## BEGIN DATA ENTRIES

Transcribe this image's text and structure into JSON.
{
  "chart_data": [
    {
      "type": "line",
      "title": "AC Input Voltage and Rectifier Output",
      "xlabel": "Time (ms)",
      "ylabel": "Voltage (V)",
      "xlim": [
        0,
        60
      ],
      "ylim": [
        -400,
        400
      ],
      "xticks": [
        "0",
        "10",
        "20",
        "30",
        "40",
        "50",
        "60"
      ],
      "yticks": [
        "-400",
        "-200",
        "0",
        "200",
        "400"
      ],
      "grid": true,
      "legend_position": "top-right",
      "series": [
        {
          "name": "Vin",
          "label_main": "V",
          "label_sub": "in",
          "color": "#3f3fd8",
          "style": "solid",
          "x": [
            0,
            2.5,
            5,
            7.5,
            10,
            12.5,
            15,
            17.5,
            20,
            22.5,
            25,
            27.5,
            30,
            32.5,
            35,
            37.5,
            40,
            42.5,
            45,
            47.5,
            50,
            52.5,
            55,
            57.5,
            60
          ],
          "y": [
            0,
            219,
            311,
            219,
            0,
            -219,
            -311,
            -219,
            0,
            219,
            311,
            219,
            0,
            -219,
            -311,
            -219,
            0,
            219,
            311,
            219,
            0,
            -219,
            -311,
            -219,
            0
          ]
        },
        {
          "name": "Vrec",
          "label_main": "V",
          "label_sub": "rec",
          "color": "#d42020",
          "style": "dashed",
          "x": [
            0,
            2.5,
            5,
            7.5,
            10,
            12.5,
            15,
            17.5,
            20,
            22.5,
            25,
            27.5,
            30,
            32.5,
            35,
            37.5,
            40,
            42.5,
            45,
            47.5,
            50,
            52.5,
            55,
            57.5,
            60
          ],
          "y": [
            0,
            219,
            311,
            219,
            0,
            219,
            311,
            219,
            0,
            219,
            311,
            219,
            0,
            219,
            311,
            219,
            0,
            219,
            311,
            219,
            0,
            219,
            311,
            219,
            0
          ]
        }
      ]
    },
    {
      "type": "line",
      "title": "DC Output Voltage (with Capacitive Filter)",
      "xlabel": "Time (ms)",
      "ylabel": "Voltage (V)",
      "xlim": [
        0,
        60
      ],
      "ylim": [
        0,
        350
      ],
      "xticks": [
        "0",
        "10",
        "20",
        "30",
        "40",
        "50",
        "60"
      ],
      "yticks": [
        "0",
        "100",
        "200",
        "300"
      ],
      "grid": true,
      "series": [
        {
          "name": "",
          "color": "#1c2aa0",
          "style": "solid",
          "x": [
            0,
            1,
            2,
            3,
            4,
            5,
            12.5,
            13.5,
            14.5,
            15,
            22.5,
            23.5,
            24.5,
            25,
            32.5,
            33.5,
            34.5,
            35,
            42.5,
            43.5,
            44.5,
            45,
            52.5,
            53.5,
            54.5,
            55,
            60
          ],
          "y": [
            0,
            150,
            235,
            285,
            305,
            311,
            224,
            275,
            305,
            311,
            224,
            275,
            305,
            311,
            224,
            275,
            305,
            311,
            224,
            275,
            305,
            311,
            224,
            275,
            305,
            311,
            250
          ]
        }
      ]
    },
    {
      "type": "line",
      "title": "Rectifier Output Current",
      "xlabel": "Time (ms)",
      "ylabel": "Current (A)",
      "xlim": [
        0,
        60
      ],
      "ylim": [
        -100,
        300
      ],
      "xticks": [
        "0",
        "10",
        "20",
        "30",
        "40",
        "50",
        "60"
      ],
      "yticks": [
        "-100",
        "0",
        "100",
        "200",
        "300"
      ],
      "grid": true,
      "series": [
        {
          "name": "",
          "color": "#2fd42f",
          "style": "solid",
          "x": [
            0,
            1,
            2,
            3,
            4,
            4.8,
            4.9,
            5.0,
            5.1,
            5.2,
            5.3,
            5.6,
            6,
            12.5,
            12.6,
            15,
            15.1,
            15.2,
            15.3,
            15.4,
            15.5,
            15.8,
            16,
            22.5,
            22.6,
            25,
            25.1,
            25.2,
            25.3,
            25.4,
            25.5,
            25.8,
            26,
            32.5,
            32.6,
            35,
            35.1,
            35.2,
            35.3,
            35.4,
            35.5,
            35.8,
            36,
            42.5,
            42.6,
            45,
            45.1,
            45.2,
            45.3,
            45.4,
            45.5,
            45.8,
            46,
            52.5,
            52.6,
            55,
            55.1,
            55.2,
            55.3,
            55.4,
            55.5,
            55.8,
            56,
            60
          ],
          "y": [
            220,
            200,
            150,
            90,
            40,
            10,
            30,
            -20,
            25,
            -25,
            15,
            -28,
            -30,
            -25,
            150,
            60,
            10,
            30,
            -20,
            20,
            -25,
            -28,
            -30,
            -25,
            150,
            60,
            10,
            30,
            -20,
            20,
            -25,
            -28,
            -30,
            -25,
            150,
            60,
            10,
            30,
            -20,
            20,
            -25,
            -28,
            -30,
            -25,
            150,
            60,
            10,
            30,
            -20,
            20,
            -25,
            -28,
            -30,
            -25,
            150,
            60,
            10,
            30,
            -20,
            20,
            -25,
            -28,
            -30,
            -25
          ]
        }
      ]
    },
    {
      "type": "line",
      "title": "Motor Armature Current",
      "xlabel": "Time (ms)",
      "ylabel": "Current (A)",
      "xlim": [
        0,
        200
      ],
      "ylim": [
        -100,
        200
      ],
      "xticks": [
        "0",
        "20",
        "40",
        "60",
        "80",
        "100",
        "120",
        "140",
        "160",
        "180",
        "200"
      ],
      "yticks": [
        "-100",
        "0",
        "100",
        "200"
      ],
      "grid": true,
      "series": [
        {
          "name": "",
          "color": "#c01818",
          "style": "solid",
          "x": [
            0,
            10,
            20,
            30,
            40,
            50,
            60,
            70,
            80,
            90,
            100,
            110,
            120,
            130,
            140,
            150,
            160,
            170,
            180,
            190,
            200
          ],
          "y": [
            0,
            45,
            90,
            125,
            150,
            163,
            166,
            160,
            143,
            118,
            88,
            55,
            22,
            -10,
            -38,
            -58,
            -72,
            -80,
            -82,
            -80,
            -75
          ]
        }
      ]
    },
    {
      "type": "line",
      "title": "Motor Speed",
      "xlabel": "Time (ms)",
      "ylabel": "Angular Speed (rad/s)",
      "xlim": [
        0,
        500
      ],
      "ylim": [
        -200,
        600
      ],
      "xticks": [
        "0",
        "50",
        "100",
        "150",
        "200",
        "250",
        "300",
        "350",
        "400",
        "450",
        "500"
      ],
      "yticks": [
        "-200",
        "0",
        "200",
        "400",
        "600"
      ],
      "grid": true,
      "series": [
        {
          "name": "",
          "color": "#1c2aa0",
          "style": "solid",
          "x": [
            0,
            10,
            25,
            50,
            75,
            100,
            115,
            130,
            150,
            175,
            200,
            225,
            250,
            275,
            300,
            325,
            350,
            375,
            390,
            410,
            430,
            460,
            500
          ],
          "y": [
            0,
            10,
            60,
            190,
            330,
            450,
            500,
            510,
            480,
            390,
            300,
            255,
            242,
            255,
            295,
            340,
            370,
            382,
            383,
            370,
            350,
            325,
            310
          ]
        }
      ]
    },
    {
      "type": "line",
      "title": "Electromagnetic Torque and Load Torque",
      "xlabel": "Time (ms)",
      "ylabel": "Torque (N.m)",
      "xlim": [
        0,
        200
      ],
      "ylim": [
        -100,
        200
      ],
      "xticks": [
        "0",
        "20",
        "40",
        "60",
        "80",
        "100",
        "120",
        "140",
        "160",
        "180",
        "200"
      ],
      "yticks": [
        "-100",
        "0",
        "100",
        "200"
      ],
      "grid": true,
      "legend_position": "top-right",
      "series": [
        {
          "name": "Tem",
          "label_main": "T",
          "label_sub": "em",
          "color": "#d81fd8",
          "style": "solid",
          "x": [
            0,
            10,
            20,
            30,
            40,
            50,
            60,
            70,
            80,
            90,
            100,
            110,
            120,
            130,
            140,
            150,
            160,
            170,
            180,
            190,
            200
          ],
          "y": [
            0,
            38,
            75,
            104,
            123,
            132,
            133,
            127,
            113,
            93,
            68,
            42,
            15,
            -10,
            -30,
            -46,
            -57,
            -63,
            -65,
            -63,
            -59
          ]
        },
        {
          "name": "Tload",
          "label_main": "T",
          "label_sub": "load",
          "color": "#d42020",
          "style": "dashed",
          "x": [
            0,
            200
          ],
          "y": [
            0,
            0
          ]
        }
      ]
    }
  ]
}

## END DATA ENTRIES

## GOAL
Pick out every line above that holds the word "Motor" and copy it.

## RESULT BELOW
      "title": "Motor Armature Current",
      "title": "Motor Speed",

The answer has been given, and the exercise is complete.